(Task goal)
Locate every line below that contains the word "Potential" and copy it.

(Working data)
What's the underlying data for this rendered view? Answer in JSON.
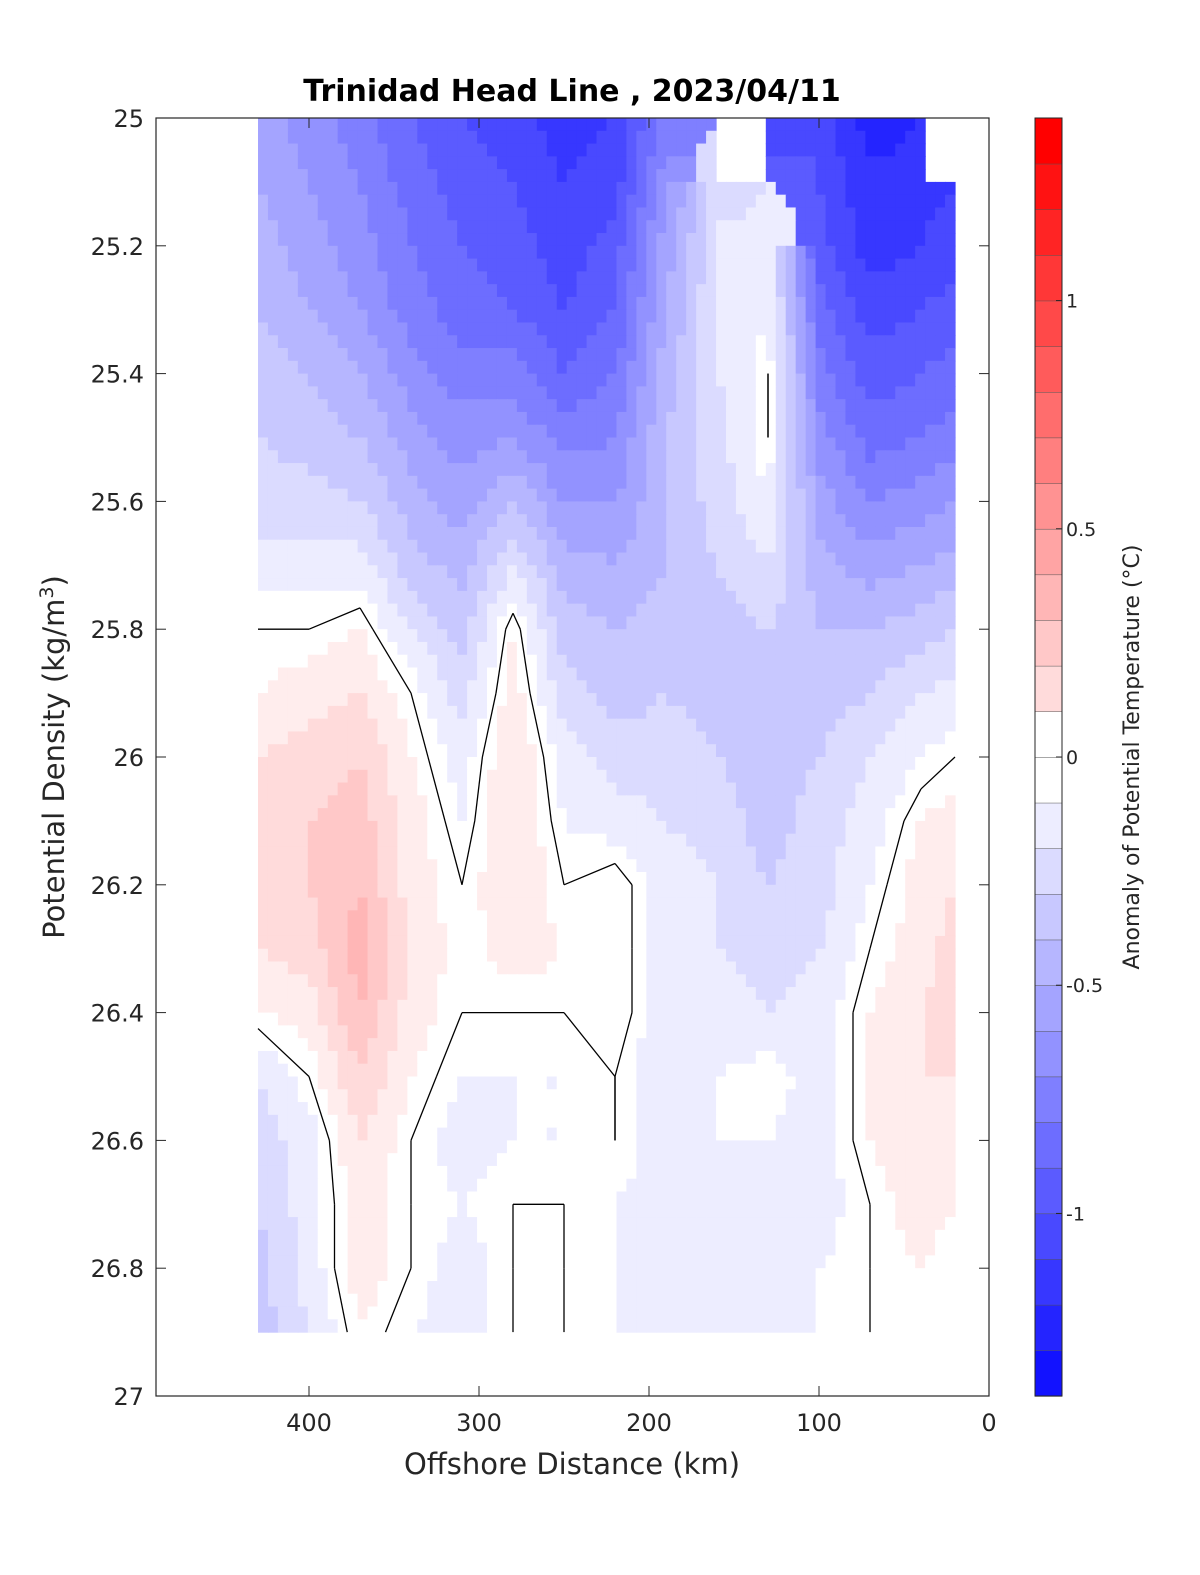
{
  "chart_data": {
    "type": "heatmap",
    "title": "Trinidad Head Line , 2023/04/11",
    "xlabel": "Offshore Distance (km)",
    "ylabel": "Potential Density (kg/m",
    "ylabel_superscript": "3",
    "ylabel_suffix": ")",
    "colorbar_label": "Anomaly of Potential Temperature (°C)",
    "xlim": [
      490,
      0
    ],
    "ylim": [
      25,
      27
    ],
    "x_reversed": true,
    "y_reversed": true,
    "xticks": [
      400,
      300,
      200,
      100,
      0
    ],
    "yticks": [
      25,
      25.2,
      25.4,
      25.6,
      25.8,
      26,
      26.2,
      26.4,
      26.6,
      26.8,
      27
    ],
    "ytick_labels": [
      "25",
      "25.2",
      "25.4",
      "25.6",
      "25.8",
      "26",
      "26.2",
      "26.4",
      "26.6",
      "26.8",
      "27"
    ],
    "colorbar": {
      "range": [
        -1.4,
        1.4
      ],
      "step": 0.1,
      "ticks": [
        -1,
        -0.5,
        0,
        0.5,
        1
      ],
      "colormap": "blue-white-red",
      "cold_color": "#0000ff",
      "neutral_color": "#ffffff",
      "warm_color": "#ff0000"
    },
    "contour_line_level": 0,
    "contour_line_color": "#000000",
    "x": [
      430,
      400,
      370,
      340,
      310,
      280,
      250,
      220,
      190,
      160,
      130,
      100,
      70,
      40,
      20
    ],
    "y": [
      25.0,
      25.1,
      25.2,
      25.3,
      25.4,
      25.5,
      25.6,
      25.7,
      25.8,
      25.9,
      26.0,
      26.1,
      26.2,
      26.3,
      26.4,
      26.5,
      26.6,
      26.7,
      26.8,
      26.9
    ],
    "z": [
      [
        -0.5,
        -0.6,
        -0.7,
        -0.85,
        -0.95,
        -1.0,
        -1.1,
        -1.05,
        -0.7,
        null,
        null,
        -1.0,
        -1.2,
        null,
        null
      ],
      [
        -0.45,
        -0.55,
        -0.65,
        -0.8,
        -0.9,
        -0.95,
        -1.05,
        -1.0,
        -0.6,
        -0.2,
        null,
        -0.95,
        -1.15,
        -1.1,
        null
      ],
      [
        -0.4,
        -0.5,
        -0.6,
        -0.75,
        -0.85,
        -0.9,
        -1.0,
        -0.9,
        -0.5,
        -0.15,
        -0.1,
        -0.9,
        -1.1,
        -1.05,
        -1.0
      ],
      [
        -0.35,
        -0.45,
        -0.55,
        -0.7,
        -0.8,
        -0.85,
        -0.95,
        -0.85,
        -0.45,
        -0.15,
        -0.05,
        -0.8,
        -1.0,
        -0.95,
        -0.9
      ],
      [
        -0.3,
        -0.35,
        -0.45,
        -0.6,
        -0.7,
        -0.7,
        -0.85,
        -0.75,
        -0.4,
        -0.15,
        0.0,
        -0.7,
        -0.9,
        -0.85,
        -0.8
      ],
      [
        -0.25,
        -0.3,
        -0.35,
        -0.5,
        -0.6,
        -0.55,
        -0.7,
        -0.65,
        -0.35,
        -0.2,
        0.0,
        -0.6,
        -0.8,
        -0.75,
        -0.7
      ],
      [
        -0.2,
        -0.2,
        -0.25,
        -0.4,
        -0.5,
        -0.35,
        -0.55,
        -0.55,
        -0.35,
        -0.2,
        -0.05,
        -0.5,
        -0.65,
        -0.6,
        -0.55
      ],
      [
        -0.1,
        -0.1,
        -0.1,
        -0.3,
        -0.4,
        -0.15,
        -0.4,
        -0.45,
        -0.35,
        -0.25,
        -0.15,
        -0.4,
        -0.5,
        -0.45,
        -0.4
      ],
      [
        0.0,
        0.0,
        0.05,
        -0.15,
        -0.3,
        0.05,
        -0.3,
        -0.35,
        -0.3,
        -0.3,
        -0.25,
        -0.35,
        -0.35,
        -0.3,
        -0.25
      ],
      [
        0.05,
        0.1,
        0.15,
        0.0,
        -0.2,
        0.1,
        -0.2,
        -0.3,
        -0.25,
        -0.3,
        -0.3,
        -0.3,
        -0.25,
        -0.15,
        -0.1
      ],
      [
        0.15,
        0.2,
        0.25,
        0.05,
        -0.1,
        0.15,
        -0.1,
        -0.2,
        -0.2,
        -0.25,
        -0.3,
        -0.25,
        -0.15,
        -0.05,
        0.0
      ],
      [
        0.2,
        0.25,
        0.3,
        0.1,
        -0.05,
        0.15,
        -0.05,
        -0.1,
        -0.15,
        -0.2,
        -0.3,
        -0.2,
        -0.1,
        0.05,
        0.1
      ],
      [
        0.2,
        0.25,
        0.35,
        0.1,
        0.0,
        0.15,
        0.0,
        0.05,
        -0.1,
        -0.15,
        -0.25,
        -0.2,
        -0.05,
        0.1,
        0.15
      ],
      [
        0.15,
        0.2,
        0.4,
        0.15,
        0.0,
        0.1,
        0.05,
        0.05,
        -0.1,
        -0.15,
        -0.2,
        -0.15,
        0.0,
        0.1,
        0.2
      ],
      [
        0.05,
        0.1,
        0.35,
        0.1,
        0.0,
        0.0,
        0.0,
        0.05,
        -0.1,
        -0.1,
        -0.15,
        -0.1,
        0.05,
        0.15,
        0.2
      ],
      [
        -0.15,
        0.0,
        0.25,
        0.05,
        -0.05,
        -0.05,
        -0.05,
        0.0,
        -0.15,
        -0.05,
        0.0,
        -0.1,
        0.05,
        0.15,
        0.15
      ],
      [
        -0.2,
        -0.1,
        0.15,
        0.0,
        -0.1,
        -0.05,
        -0.05,
        0.0,
        -0.1,
        -0.05,
        -0.05,
        -0.1,
        0.05,
        0.15,
        0.1
      ],
      [
        -0.25,
        -0.1,
        0.1,
        0.0,
        -0.05,
        0.0,
        0.0,
        -0.05,
        -0.1,
        -0.1,
        -0.1,
        -0.1,
        0.0,
        0.1,
        0.05
      ],
      [
        -0.3,
        -0.1,
        0.1,
        0.0,
        -0.1,
        0.0,
        0.0,
        -0.05,
        -0.1,
        -0.1,
        -0.1,
        -0.05,
        0.0,
        0.05,
        0.0
      ],
      [
        -0.3,
        -0.15,
        0.05,
        -0.05,
        -0.1,
        0.0,
        0.0,
        -0.05,
        -0.1,
        -0.1,
        -0.1,
        -0.05,
        0.0,
        0.0,
        0.0
      ]
    ]
  }
}
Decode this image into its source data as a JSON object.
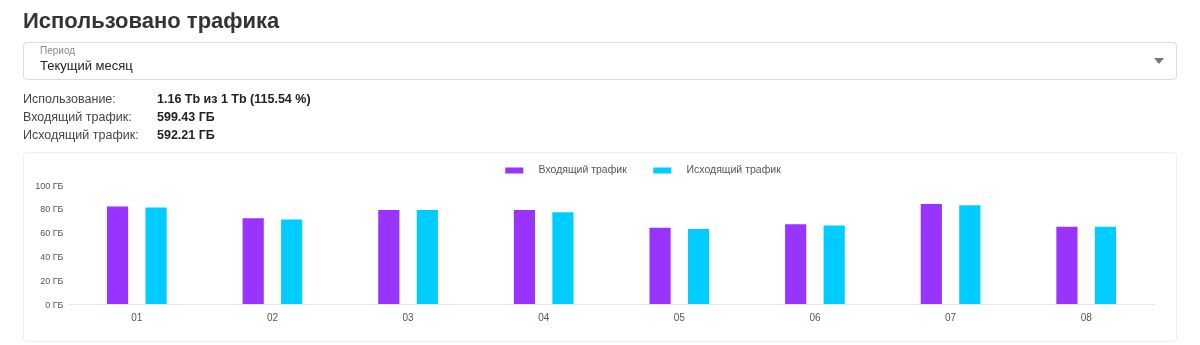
{
  "chart_data": {
    "type": "bar",
    "title": "Использовано трафика",
    "annotations": [
      "Период",
      "Текущий месяц",
      "Использование:",
      "1.16 Tb из 1 Tb (115.54 %)",
      "Входящий трафик:",
      "599.43 ГБ",
      "Исходящий трафик:",
      "592.21 ГБ"
    ],
    "categories": [
      "01",
      "02",
      "03",
      "04",
      "05",
      "06",
      "07",
      "08"
    ],
    "series": [
      {
        "name": "Входящий трафик",
        "color": "#9933ff",
        "values": [
          82,
          72,
          79,
          79,
          64,
          67,
          84,
          65
        ]
      },
      {
        "name": "Исходящий трафик",
        "color": "#00ccff",
        "values": [
          81,
          71,
          79,
          77,
          63,
          66,
          83,
          65
        ]
      }
    ],
    "ylim": [
      0,
      100
    ],
    "yticks": [
      {
        "value": 0,
        "label": "0 ГБ"
      },
      {
        "value": 20,
        "label": "20 ГБ"
      },
      {
        "value": 40,
        "label": "40 ГБ"
      },
      {
        "value": 60,
        "label": "60 ГБ"
      },
      {
        "value": 80,
        "label": "80 ГБ"
      },
      {
        "value": 100,
        "label": "100 ГБ"
      }
    ],
    "grid": false,
    "legend": "top"
  }
}
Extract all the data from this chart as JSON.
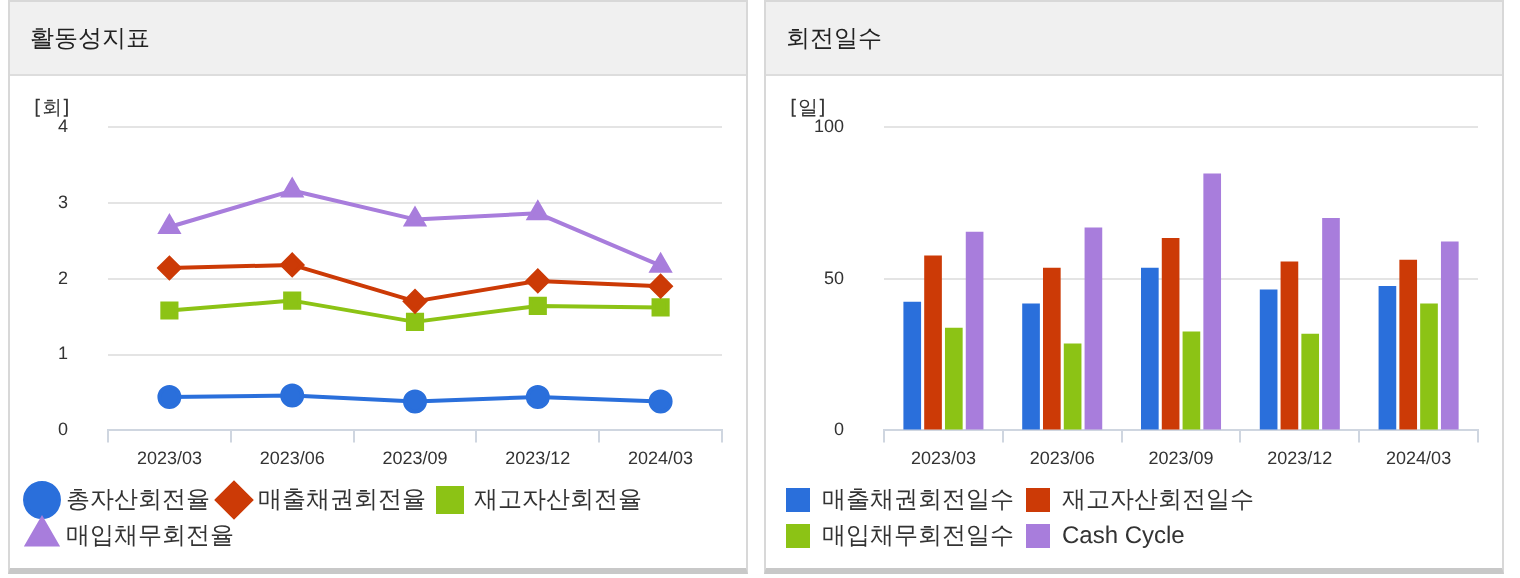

(Exercise output)
    "ylabel": "Potential Density (kg/m",
    "colorbar_label": "Anomaly of Potential Temperature (°C)",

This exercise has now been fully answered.